- _The request_
Pull out all lines from the listing below in which the word "middle" appears.

- _Records shown_
Start
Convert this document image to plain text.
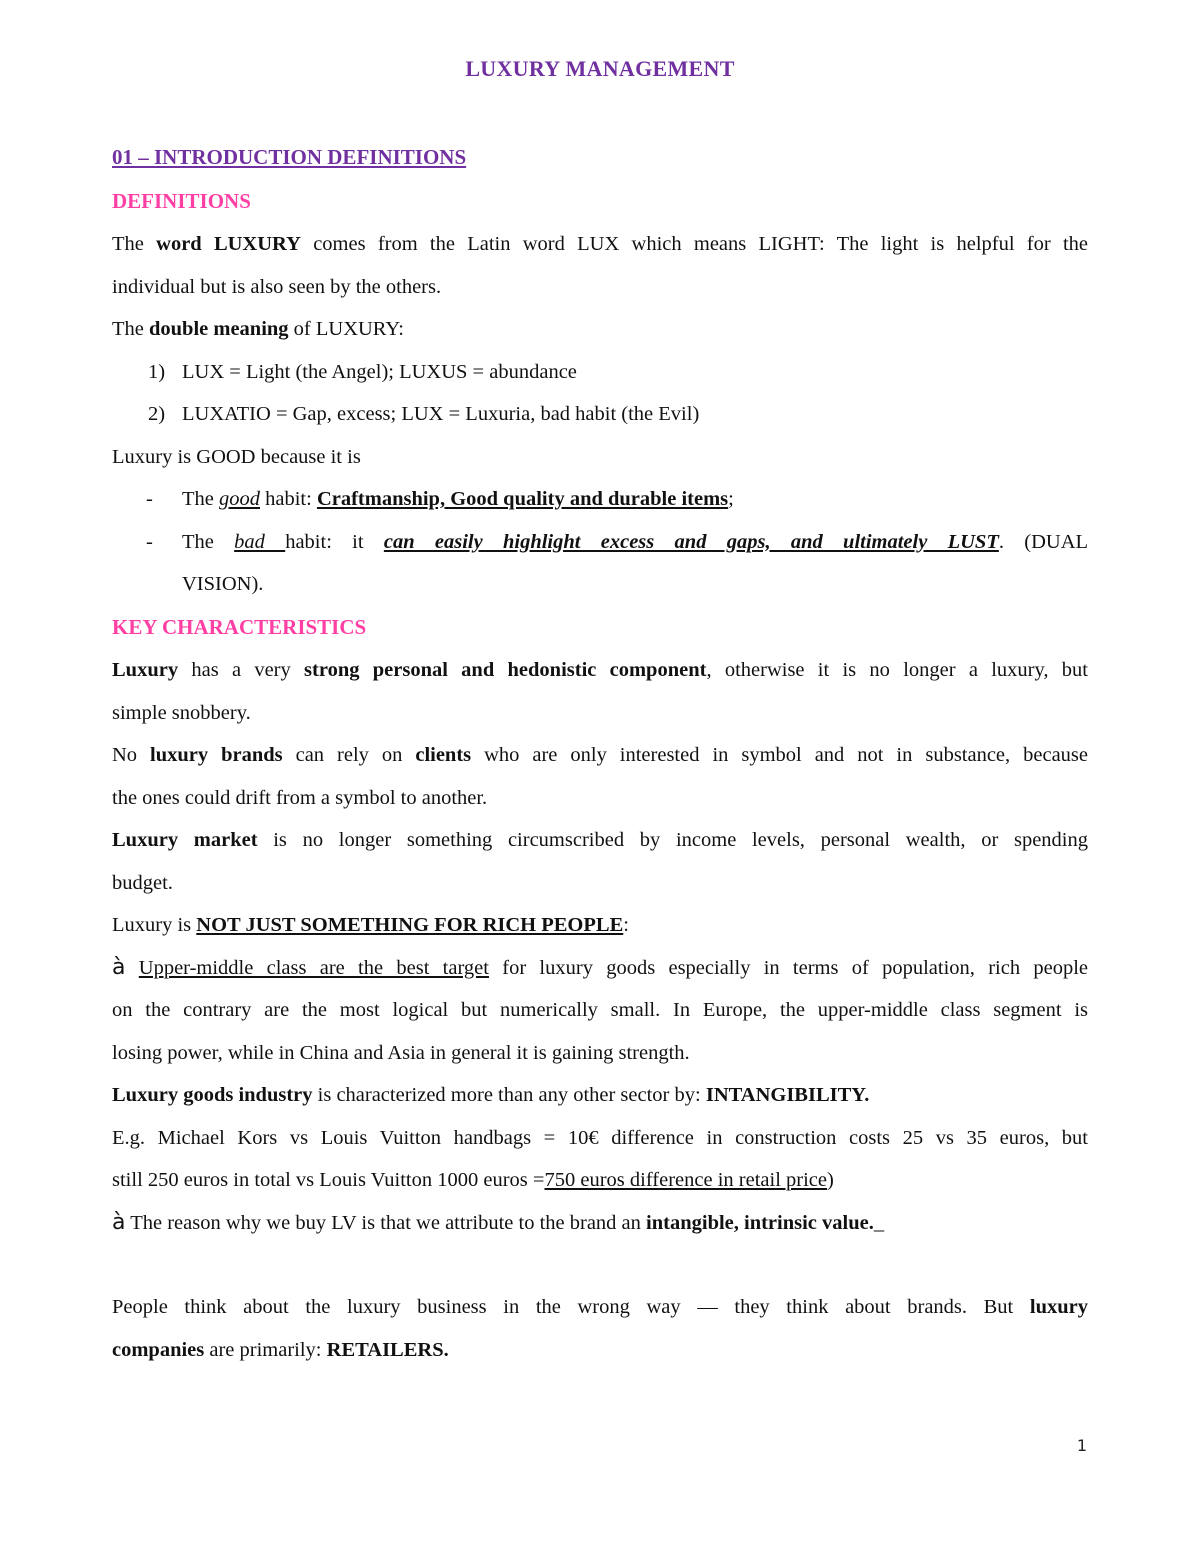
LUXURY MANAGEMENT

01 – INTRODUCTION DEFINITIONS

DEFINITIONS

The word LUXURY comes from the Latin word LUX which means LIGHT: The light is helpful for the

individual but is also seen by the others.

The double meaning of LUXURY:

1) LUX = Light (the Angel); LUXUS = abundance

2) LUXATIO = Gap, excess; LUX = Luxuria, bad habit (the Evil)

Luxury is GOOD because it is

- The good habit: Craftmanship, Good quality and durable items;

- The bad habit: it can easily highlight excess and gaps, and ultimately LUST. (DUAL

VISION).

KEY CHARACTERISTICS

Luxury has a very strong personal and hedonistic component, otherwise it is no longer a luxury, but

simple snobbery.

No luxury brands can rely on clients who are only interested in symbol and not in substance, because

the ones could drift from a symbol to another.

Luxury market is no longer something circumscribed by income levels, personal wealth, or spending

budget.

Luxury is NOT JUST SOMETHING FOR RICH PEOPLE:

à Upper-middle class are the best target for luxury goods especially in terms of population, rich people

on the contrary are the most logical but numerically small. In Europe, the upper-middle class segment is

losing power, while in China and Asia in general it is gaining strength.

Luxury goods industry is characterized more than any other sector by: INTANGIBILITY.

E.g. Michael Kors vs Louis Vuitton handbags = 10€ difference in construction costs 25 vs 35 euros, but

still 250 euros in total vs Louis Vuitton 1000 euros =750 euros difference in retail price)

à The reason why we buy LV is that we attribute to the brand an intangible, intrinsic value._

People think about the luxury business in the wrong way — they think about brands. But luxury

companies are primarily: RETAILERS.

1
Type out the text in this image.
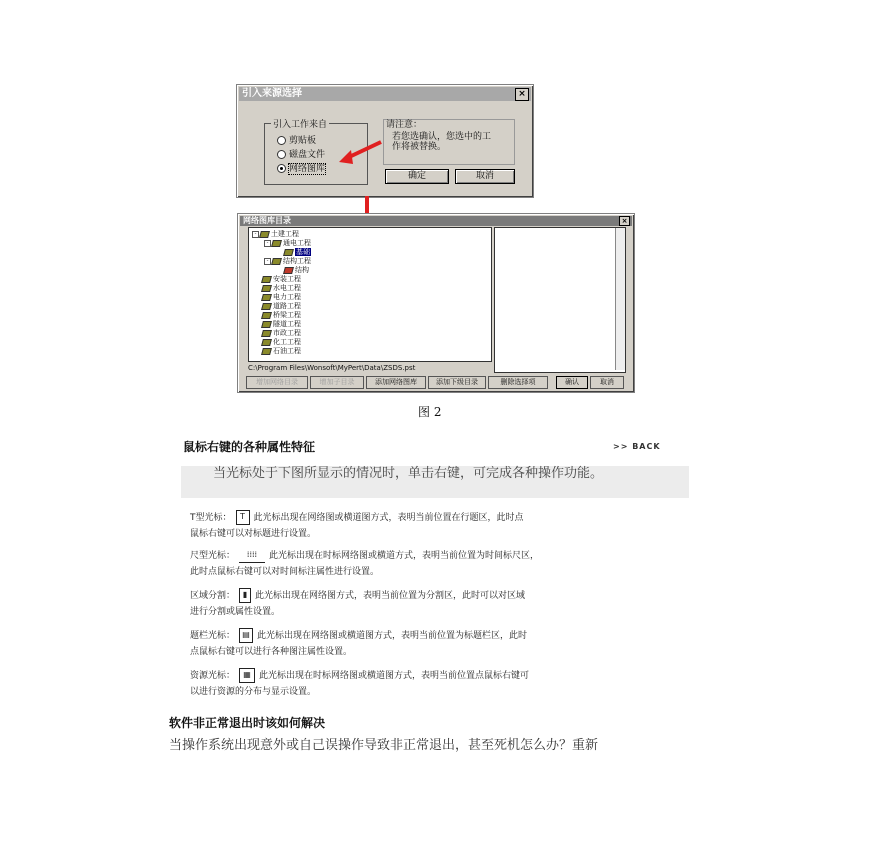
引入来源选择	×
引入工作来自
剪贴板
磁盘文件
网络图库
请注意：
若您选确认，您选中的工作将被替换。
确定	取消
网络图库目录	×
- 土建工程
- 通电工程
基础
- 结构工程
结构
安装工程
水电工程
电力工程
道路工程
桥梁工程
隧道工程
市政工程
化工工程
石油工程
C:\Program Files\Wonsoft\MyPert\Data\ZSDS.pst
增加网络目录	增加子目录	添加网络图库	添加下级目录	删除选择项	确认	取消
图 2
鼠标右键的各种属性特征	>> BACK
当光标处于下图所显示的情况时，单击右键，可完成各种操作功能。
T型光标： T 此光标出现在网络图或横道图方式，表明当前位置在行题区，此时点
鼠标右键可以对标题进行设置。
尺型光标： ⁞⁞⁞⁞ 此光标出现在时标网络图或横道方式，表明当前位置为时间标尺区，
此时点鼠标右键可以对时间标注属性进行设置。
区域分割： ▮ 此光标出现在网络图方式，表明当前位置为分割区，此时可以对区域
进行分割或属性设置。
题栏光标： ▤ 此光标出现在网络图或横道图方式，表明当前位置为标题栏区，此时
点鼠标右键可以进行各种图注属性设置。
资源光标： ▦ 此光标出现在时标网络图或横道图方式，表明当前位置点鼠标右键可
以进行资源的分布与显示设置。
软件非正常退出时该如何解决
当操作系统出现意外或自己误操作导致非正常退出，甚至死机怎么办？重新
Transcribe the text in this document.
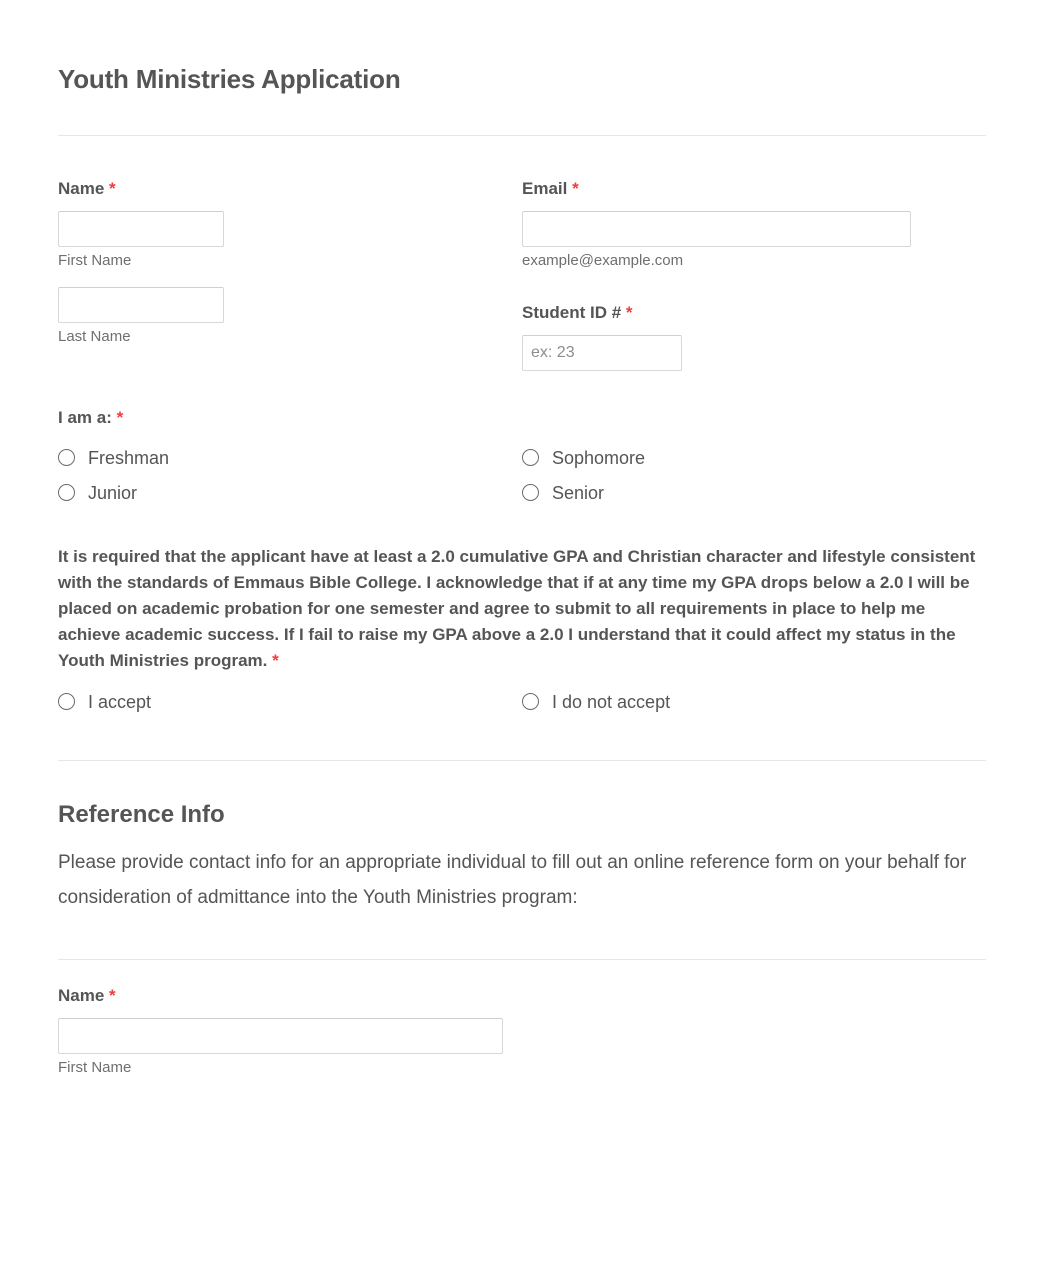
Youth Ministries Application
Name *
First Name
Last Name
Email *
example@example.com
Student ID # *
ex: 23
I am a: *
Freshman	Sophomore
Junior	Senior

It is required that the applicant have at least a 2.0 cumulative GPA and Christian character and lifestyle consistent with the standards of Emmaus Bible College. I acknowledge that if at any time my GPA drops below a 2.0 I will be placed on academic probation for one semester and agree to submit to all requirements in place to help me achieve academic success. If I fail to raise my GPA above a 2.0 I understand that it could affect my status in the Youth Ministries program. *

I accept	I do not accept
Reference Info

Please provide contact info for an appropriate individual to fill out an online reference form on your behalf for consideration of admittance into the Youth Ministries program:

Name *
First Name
End
- _The response_
à Upper-middle class are the best target for luxury goods especially in terms of population, rich people
on the contrary are the most logical but numerically small. In Europe, the upper-middle class segment is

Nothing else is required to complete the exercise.